● EXERCISE GOAL
Write out every single entry exactly.

● SUPPLIED MATERIAL
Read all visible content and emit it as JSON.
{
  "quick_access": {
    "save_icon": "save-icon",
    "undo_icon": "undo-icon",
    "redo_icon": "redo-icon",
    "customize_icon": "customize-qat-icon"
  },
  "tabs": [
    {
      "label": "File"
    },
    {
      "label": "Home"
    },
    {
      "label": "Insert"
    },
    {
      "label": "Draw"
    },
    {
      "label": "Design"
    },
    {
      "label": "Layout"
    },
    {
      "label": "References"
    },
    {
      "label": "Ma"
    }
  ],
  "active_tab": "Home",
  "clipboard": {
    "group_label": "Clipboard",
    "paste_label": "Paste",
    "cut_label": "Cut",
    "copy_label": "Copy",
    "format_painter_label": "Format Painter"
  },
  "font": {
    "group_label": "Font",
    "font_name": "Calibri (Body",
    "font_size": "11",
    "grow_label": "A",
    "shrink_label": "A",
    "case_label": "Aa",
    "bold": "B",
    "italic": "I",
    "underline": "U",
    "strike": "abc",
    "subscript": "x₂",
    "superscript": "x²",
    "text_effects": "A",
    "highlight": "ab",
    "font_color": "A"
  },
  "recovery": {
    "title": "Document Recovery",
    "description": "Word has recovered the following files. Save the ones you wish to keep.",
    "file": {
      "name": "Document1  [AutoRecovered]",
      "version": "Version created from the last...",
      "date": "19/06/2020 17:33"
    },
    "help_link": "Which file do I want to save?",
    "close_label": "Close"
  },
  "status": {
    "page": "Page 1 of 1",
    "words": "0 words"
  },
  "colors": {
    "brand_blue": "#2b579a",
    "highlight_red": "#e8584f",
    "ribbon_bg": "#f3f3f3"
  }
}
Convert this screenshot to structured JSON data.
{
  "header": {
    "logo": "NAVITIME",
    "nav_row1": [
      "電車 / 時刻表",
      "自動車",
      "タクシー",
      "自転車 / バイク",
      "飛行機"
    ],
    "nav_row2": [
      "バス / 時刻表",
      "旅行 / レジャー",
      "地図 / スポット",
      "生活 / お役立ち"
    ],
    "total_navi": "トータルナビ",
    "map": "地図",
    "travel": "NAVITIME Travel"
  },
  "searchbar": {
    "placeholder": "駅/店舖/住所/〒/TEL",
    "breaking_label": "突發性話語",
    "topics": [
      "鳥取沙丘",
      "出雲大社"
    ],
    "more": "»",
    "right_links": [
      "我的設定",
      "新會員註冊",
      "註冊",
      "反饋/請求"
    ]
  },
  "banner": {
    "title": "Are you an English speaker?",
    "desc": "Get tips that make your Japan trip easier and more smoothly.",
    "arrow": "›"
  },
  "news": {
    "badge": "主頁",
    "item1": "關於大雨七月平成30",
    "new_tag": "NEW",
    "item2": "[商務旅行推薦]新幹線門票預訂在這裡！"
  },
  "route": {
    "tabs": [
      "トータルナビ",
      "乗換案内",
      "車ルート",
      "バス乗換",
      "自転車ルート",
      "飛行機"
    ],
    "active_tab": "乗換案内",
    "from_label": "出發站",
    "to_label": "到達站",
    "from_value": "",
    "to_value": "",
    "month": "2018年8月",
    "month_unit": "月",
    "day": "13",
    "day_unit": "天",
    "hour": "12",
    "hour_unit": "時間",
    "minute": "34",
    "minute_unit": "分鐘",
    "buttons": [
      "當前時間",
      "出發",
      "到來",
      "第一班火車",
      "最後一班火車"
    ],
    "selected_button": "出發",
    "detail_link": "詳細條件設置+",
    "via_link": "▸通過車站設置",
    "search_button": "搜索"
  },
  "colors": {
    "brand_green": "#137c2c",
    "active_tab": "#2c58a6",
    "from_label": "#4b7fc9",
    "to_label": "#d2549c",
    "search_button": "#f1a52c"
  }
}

● THE SOLUTION
Read all visible content and emit it as JSON.
{
  "quick_access": {
    "save_icon": "save-icon",
    "undo_icon": "undo-icon",
    "redo_icon": "redo-icon",
    "customize_icon": "customize-qat-icon"
  },
  "tabs": [
    {
      "label": "File"
    },
    {
      "label": "Home"
    },
    {
      "label": "Insert"
    },
    {
      "label": "Draw"
    },
    {
      "label": "Design"
    },
    {
      "label": "Layout"
    },
    {
      "label": "References"
    },
    {
      "label": "Ma"
    }
  ],
  "active_tab": "Home",
  "clipboard": {
    "group_label": "Clipboard",
    "paste_label": "Paste",
    "cut_label": "Cut",
    "copy_label": "Copy",
    "format_painter_label": "Format Painter"
  },
  "font": {
    "group_label": "Font",
    "font_name": "Calibri (Body",
    "font_size": "11",
    "grow_label": "A",
    "shrink_label": "A",
    "case_label": "Aa",
    "bold": "B",
    "italic": "I",
    "underline": "U",
    "strike": "abc",
    "subscript": "x₂",
    "superscript": "x²",
    "text_effects": "A",
    "highlight": "ab",
    "font_color": "A"
  },
  "recovery": {
    "title": "Document Recovery",
    "description": "Word has recovered the following files. Save the ones you wish to keep.",
    "file": {
      "name": "Document1  [AutoRecovered]",
      "version": "Version created from the last...",
      "date": "19/06/2020 17:33"
    },
    "help_link": "Which file do I want to save?",
    "close_label": "Close"
  },
  "status": {
    "page": "Page 1 of 1",
    "words": "0 words"
  },
  "colors": {
    "brand_blue": "#2b579a",
    "highlight_red": "#e8584f",
    "ribbon_bg": "#f3f3f3"
  }
}
Convert this screenshot to structured JSON data.
{
  "header": {
    "logo": "NAVITIME",
    "nav_row1": [
      "電車 / 時刻表",
      "自動車",
      "タクシー",
      "自転車 / バイク",
      "飛行機"
    ],
    "nav_row2": [
      "バス / 時刻表",
      "旅行 / レジャー",
      "地図 / スポット",
      "生活 / お役立ち"
    ],
    "total_navi": "トータルナビ",
    "map": "地図",
    "travel": "NAVITIME Travel"
  },
  "searchbar": {
    "placeholder": "駅/店舖/住所/〒/TEL",
    "breaking_label": "突發性話語",
    "topics": [
      "鳥取沙丘",
      "出雲大社"
    ],
    "more": "»",
    "right_links": [
      "我的設定",
      "新會員註冊",
      "註冊",
      "反饋/請求"
    ]
  },
  "banner": {
    "title": "Are you an English speaker?",
    "desc": "Get tips that make your Japan trip easier and more smoothly.",
    "arrow": "›"
  },
  "news": {
    "badge": "主頁",
    "item1": "關於大雨七月平成30",
    "new_tag": "NEW",
    "item2": "[商務旅行推薦]新幹線門票預訂在這裡！"
  },
  "route": {
    "tabs": [
      "トータルナビ",
      "乗換案内",
      "車ルート",
      "バス乗換",
      "自転車ルート",
      "飛行機"
    ],
    "active_tab": "乗換案内",
    "from_label": "出發站",
    "to_label": "到達站",
    "from_value": "",
    "to_value": "",
    "month": "2018年8月",
    "month_unit": "月",
    "day": "13",
    "day_unit": "天",
    "hour": "12",
    "hour_unit": "時間",
    "minute": "34",
    "minute_unit": "分鐘",
    "buttons": [
      "當前時間",
      "出發",
      "到來",
      "第一班火車",
      "最後一班火車"
    ],
    "selected_button": "出發",
    "detail_link": "詳細條件設置+",
    "via_link": "▸通過車站設置",
    "search_button": "搜索"
  },
  "colors": {
    "brand_green": "#137c2c",
    "active_tab": "#2c58a6",
    "from_label": "#4b7fc9",
    "to_label": "#d2549c",
    "search_button": "#f1a52c"
  }
}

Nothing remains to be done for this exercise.